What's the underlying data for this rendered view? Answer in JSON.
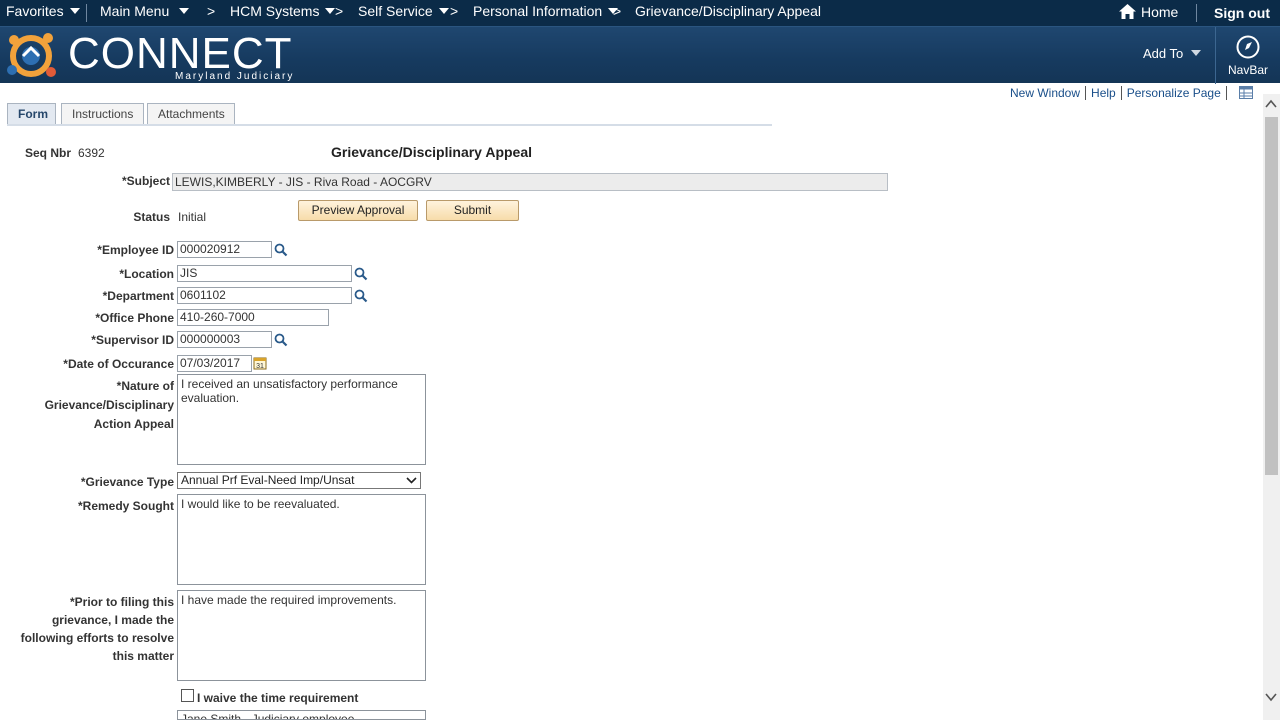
{
  "topnav": {
    "favorites": "Favorites",
    "main_menu": "Main Menu",
    "separator": ">",
    "breadcrumbs": [
      "HCM Systems",
      "Self Service",
      "Personal Information"
    ],
    "current": "Grievance/Disciplinary Appeal",
    "home": "Home",
    "sign_out": "Sign out"
  },
  "banner": {
    "logo_text": "CONNECT",
    "logo_sub": "Maryland Judiciary",
    "add_to": "Add To",
    "navbar": "NavBar"
  },
  "pagelinks": [
    "New Window",
    "Help",
    "Personalize Page"
  ],
  "tabs": [
    {
      "label": "Form",
      "active": true
    },
    {
      "label": "Instructions",
      "active": false
    },
    {
      "label": "Attachments",
      "active": false
    }
  ],
  "form": {
    "seq_label": "Seq Nbr",
    "seq_value": "6392",
    "title": "Grievance/Disciplinary Appeal",
    "subject_label": "*Subject",
    "subject_value": "LEWIS,KIMBERLY - JIS - Riva Road - AOCGRV",
    "status_label": "Status",
    "status_value": "Initial",
    "preview_button": "Preview Approval",
    "submit_button": "Submit",
    "employee_id_label": "*Employee ID",
    "employee_id": "000020912",
    "location_label": "*Location",
    "location": "JIS",
    "department_label": "*Department",
    "department": "0601102",
    "office_phone_label": "*Office Phone",
    "office_phone": "410-260-7000",
    "supervisor_id_label": "*Supervisor ID",
    "supervisor_id": "000000003",
    "date_label": "*Date of Occurance",
    "date_value": "07/03/2017",
    "nature_label_1": "*Nature of",
    "nature_label_2": "Grievance/Disciplinary",
    "nature_label_3": "Action Appeal",
    "nature_value": "I received an unsatisfactory performance evaluation.",
    "grievance_type_label": "*Grievance Type",
    "grievance_type": "Annual Prf Eval-Need Imp/Unsat",
    "remedy_label": "*Remedy Sought",
    "remedy_value": "I would like to be reevaluated.",
    "prior_label_1": "*Prior to filing this",
    "prior_label_2": "grievance, I made the",
    "prior_label_3": "following efforts to resolve",
    "prior_label_4": "this matter",
    "prior_value": "I have made the required improvements.",
    "waive_label": "I waive the time requirement",
    "next_value": "Jane Smith - Judiciary employee"
  }
}
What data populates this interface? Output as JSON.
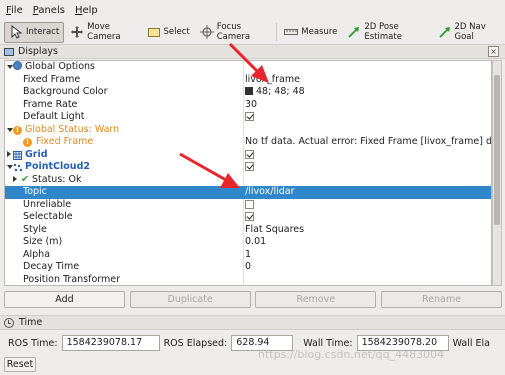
{
  "menu": [
    "File",
    "Panels",
    "Help"
  ],
  "toolbar": {
    "interact": "Interact",
    "move_camera": "Move Camera",
    "select": "Select",
    "focus_camera": "Focus Camera",
    "measure": "Measure",
    "pose_estimate": "2D Pose Estimate",
    "nav_goal": "2D Nav Goal"
  },
  "displays": {
    "title": "Displays",
    "rows": {
      "global_options": "Global Options",
      "fixed_frame": "Fixed Frame",
      "fixed_frame_val": "livox_frame",
      "background_color": "Background Color",
      "background_color_val": "48; 48; 48",
      "frame_rate": "Frame Rate",
      "frame_rate_val": "30",
      "default_light": "Default Light",
      "global_status": "Global Status: Warn",
      "fixed_frame_warn": "Fixed Frame",
      "fixed_frame_warn_val": "No tf data.  Actual error: Fixed Frame [livox_frame] d...",
      "grid": "Grid",
      "pointcloud2": "PointCloud2",
      "status_ok": "Status: Ok",
      "topic": "Topic",
      "topic_val": "/livox/lidar",
      "unreliable": "Unreliable",
      "selectable": "Selectable",
      "style": "Style",
      "style_val": "Flat Squares",
      "size": "Size (m)",
      "size_val": "0.01",
      "alpha": "Alpha",
      "alpha_val": "1",
      "decay_time": "Decay Time",
      "decay_time_val": "0",
      "position_transformer": "Position Transformer"
    }
  },
  "buttons": {
    "add": "Add",
    "duplicate": "Duplicate",
    "remove": "Remove",
    "rename": "Rename"
  },
  "time": {
    "title": "Time",
    "ros_time_label": "ROS Time:",
    "ros_time": "1584239078.17",
    "ros_elapsed_label": "ROS Elapsed:",
    "ros_elapsed": "628.94",
    "wall_time_label": "Wall Time:",
    "wall_time": "1584239078.20",
    "wall_elapsed_label": "Wall Ela",
    "reset": "Reset"
  },
  "watermark": "https://blog.csdn.net/qq_4483004",
  "colors": {
    "selection": "#2f86c9",
    "warning": "#e0891e",
    "arrow": "#e8252a",
    "background_swatch": "#303030"
  }
}
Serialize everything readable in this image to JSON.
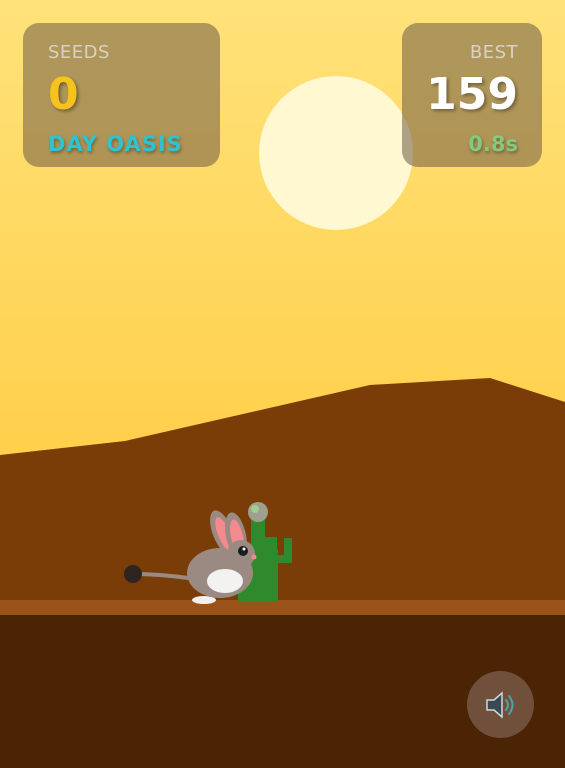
{
  "hud": {
    "seeds_label": "SEEDS",
    "seeds_value": "0",
    "zone_name": "DAY OASIS",
    "best_label": "BEST",
    "best_value": "159",
    "timer": "0.8s"
  },
  "controls": {
    "sound_icon": "speaker-icon",
    "sound_on": true
  },
  "colors": {
    "sky_top": "#ffe27a",
    "sky_bottom": "#ffc93a",
    "sun": "#fff8d0",
    "dune": "#7a3d08",
    "ground_strip": "#9a5318",
    "ground": "#4a2405",
    "cactus": "#2f8a2e",
    "jerboa_body": "#9b8a82",
    "zone_accent": "#2fc3cf",
    "seeds_accent": "#f6c21c"
  }
}
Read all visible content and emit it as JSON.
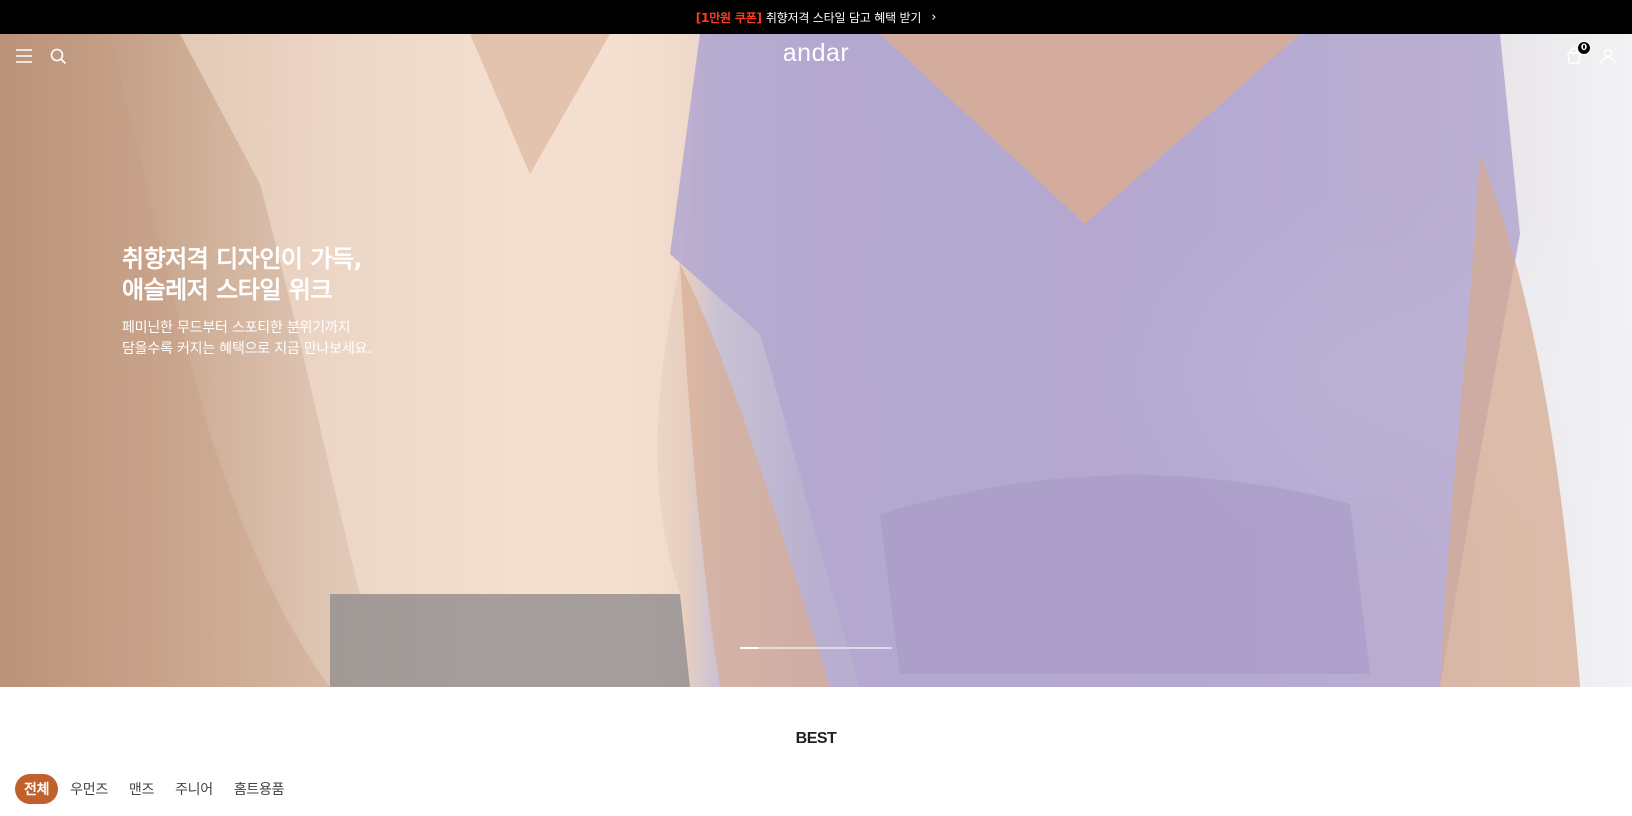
{
  "promo": {
    "tag": "[1만원 쿠폰]",
    "text": "취향저격 스타일 담고 혜택 받기",
    "arrow": "›"
  },
  "header": {
    "logo": "andar",
    "menu_icon": "hamburger-menu-icon",
    "search_icon": "search-icon",
    "cart_icon": "shopping-bag-icon",
    "cart_count": "0",
    "account_icon": "user-icon"
  },
  "hero": {
    "title": "취향저격 디자인이 가득,\n애슬레저 스타일 위크",
    "subtitle": "페미닌한 무드부터 스포티한 분위기까지\n담을수록 커지는 혜택으로 지금 만나보세요.",
    "slide_progress": 0.12
  },
  "best": {
    "title": "BEST",
    "tabs": [
      {
        "label": "전체",
        "active": true
      },
      {
        "label": "우먼즈",
        "active": false
      },
      {
        "label": "맨즈",
        "active": false
      },
      {
        "label": "주니어",
        "active": false
      },
      {
        "label": "홈트용품",
        "active": false
      }
    ]
  },
  "colors": {
    "promo_bg": "#000000",
    "promo_accent": "#ff3b1f",
    "active_tab": "#c0602a"
  }
}
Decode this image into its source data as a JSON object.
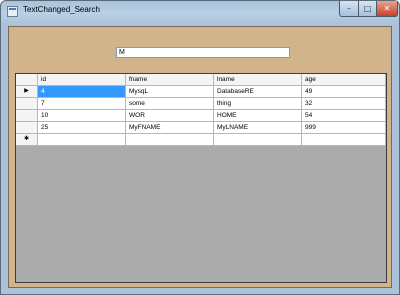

Given problem:
Retype each entry precisely. Skip images entirely.

Answer to this exercise:
What's the underlying data for this rendered view? Answer in JSON.
{
  "topnav": {
    "favorites": "Favorites",
    "main_menu": "Main Menu",
    "separator": ">",
    "breadcrumbs": [
      "HCM Systems",
      "Self Service",
      "Personal Information"
    ],
    "current": "Grievance/Disciplinary Appeal",
    "home": "Home",
    "sign_out": "Sign out"
  },
  "banner": {
    "logo_text": "CONNECT",
    "logo_sub": "Maryland Judiciary",
    "add_to": "Add To",
    "navbar": "NavBar"
  },
  "pagelinks": [
    "New Window",
    "Help",
    "Personalize Page"
  ],
  "tabs": [
    {
      "label": "Form",
      "active": true
    },
    {
      "label": "Instructions",
      "active": false
    },
    {
      "label": "Attachments",
      "active": false
    }
  ],
  "form": {
    "seq_label": "Seq Nbr",
    "seq_value": "6392",
    "title": "Grievance/Disciplinary Appeal",
    "subject_label": "*Subject",
    "subject_value": "LEWIS,KIMBERLY - JIS - Riva Road - AOCGRV",
    "status_label": "Status",
    "status_value": "Initial",
    "preview_button": "Preview Approval",
    "submit_button": "Submit",
    "employee_id_label": "*Employee ID",
    "employee_id": "000020912",
    "location_label": "*Location",
    "location": "JIS",
    "department_label": "*Department",
    "department": "0601102",
    "office_phone_label": "*Office Phone",
    "office_phone": "410-260-7000",
    "supervisor_id_label": "*Supervisor ID",
    "supervisor_id": "000000003",
    "date_label": "*Date of Occurance",
    "date_value": "07/03/2017",
    "nature_label_1": "*Nature of",
    "nature_label_2": "Grievance/Disciplinary",
    "nature_label_3": "Action Appeal",
    "nature_value": "I received an unsatisfactory performance evaluation.",
    "grievance_type_label": "*Grievance Type",
    "grievance_type": "Annual Prf Eval-Need Imp/Unsat",
    "remedy_label": "*Remedy Sought",
    "remedy_value": "I would like to be reevaluated.",
    "prior_label_1": "*Prior to filing this",
    "prior_label_2": "grievance, I made the",
    "prior_label_3": "following efforts to resolve",
    "prior_label_4": "this matter",
    "prior_value": "I have made the required improvements.",
    "waive_label": "I waive the time requirement",
    "next_value": "Jane Smith - Judiciary employee"
  }
}
What data populates this interface? Output as JSON.
{
  "menu": [
    "File",
    "Panels",
    "Help"
  ],
  "toolbar": {
    "interact": "Interact",
    "move_camera": "Move Camera",
    "select": "Select",
    "focus_camera": "Focus Camera",
    "measure": "Measure",
    "pose_estimate": "2D Pose Estimate",
    "nav_goal": "2D Nav Goal"
  },
  "displays": {
    "title": "Displays",
    "rows": {
      "global_options": "Global Options",
      "fixed_frame": "Fixed Frame",
      "fixed_frame_val": "livox_frame",
      "background_color": "Background Color",
      "background_color_val": "48; 48; 48",
      "frame_rate": "Frame Rate",
      "frame_rate_val": "30",
      "default_light": "Default Light",
      "global_status": "Global Status: Warn",
      "fixed_frame_warn": "Fixed Frame",
      "fixed_frame_warn_val": "No tf data.  Actual error: Fixed Frame [livox_frame] d...",
      "grid": "Grid",
      "pointcloud2": "PointCloud2",
      "status_ok": "Status: Ok",
      "topic": "Topic",
      "topic_val": "/livox/lidar",
      "unreliable": "Unreliable",
      "selectable": "Selectable",
      "style": "Style",
      "style_val": "Flat Squares",
      "size": "Size (m)",
      "size_val": "0.01",
      "alpha": "Alpha",
      "alpha_val": "1",
      "decay_time": "Decay Time",
      "decay_time_val": "0",
      "position_transformer": "Position Transformer"
    }
  },
  "buttons": {
    "add": "Add",
    "duplicate": "Duplicate",
    "remove": "Remove",
    "rename": "Rename"
  },
  "time": {
    "title": "Time",
    "ros_time_label": "ROS Time:",
    "ros_time": "1584239078.17",
    "ros_elapsed_label": "ROS Elapsed:",
    "ros_elapsed": "628.94",
    "wall_time_label": "Wall Time:",
    "wall_time": "1584239078.20",
    "wall_elapsed_label": "Wall Ela",
    "reset": "Reset"
  },
  "watermark": "https://blog.csdn.net/qq_4483004",
  "colors": {
    "selection": "#2f86c9",
    "warning": "#e0891e",
    "arrow": "#e8252a",
    "background_swatch": "#303030"
  }
}
Serialize everything readable in this image to JSON.
{
  "hud": {
    "seeds_label": "SEEDS",
    "seeds_value": "0",
    "zone_name": "DAY OASIS",
    "best_label": "BEST",
    "best_value": "159",
    "timer": "0.8s"
  },
  "controls": {
    "sound_icon": "speaker-icon",
    "sound_on": true
  },
  "colors": {
    "sky_top": "#ffe27a",
    "sky_bottom": "#ffc93a",
    "sun": "#fff8d0",
    "dune": "#7a3d08",
    "ground_strip": "#9a5318",
    "ground": "#4a2405",
    "cactus": "#2f8a2e",
    "jerboa_body": "#9b8a82",
    "zone_accent": "#2fc3cf",
    "seeds_accent": "#f6c21c"
  }
}
Read all visible content and emit it as JSON.
{
  "promo": {
    "tag": "[1만원 쿠폰]",
    "text": "취향저격 스타일 담고 혜택 받기",
    "arrow": "›"
  },
  "header": {
    "logo": "andar",
    "menu_icon": "hamburger-menu-icon",
    "search_icon": "search-icon",
    "cart_icon": "shopping-bag-icon",
    "cart_count": "0",
    "account_icon": "user-icon"
  },
  "hero": {
    "title": "취향저격 디자인이 가득,\n애슬레저 스타일 위크",
    "subtitle": "페미닌한 무드부터 스포티한 분위기까지\n담을수록 커지는 혜택으로 지금 만나보세요.",
    "slide_progress": 0.12
  },
  "best": {
    "title": "BEST",
    "tabs": [
      {
        "label": "전체",
        "active": true
      },
      {
        "label": "우먼즈",
        "active": false
      },
      {
        "label": "맨즈",
        "active": false
      },
      {
        "label": "주니어",
        "active": false
      },
      {
        "label": "홈트용품",
        "active": false
      }
    ]
  },
  "colors": {
    "promo_bg": "#000000",
    "promo_accent": "#ff3b1f",
    "active_tab": "#c0602a"
  }
}
Decode this image into its source data as a JSON object.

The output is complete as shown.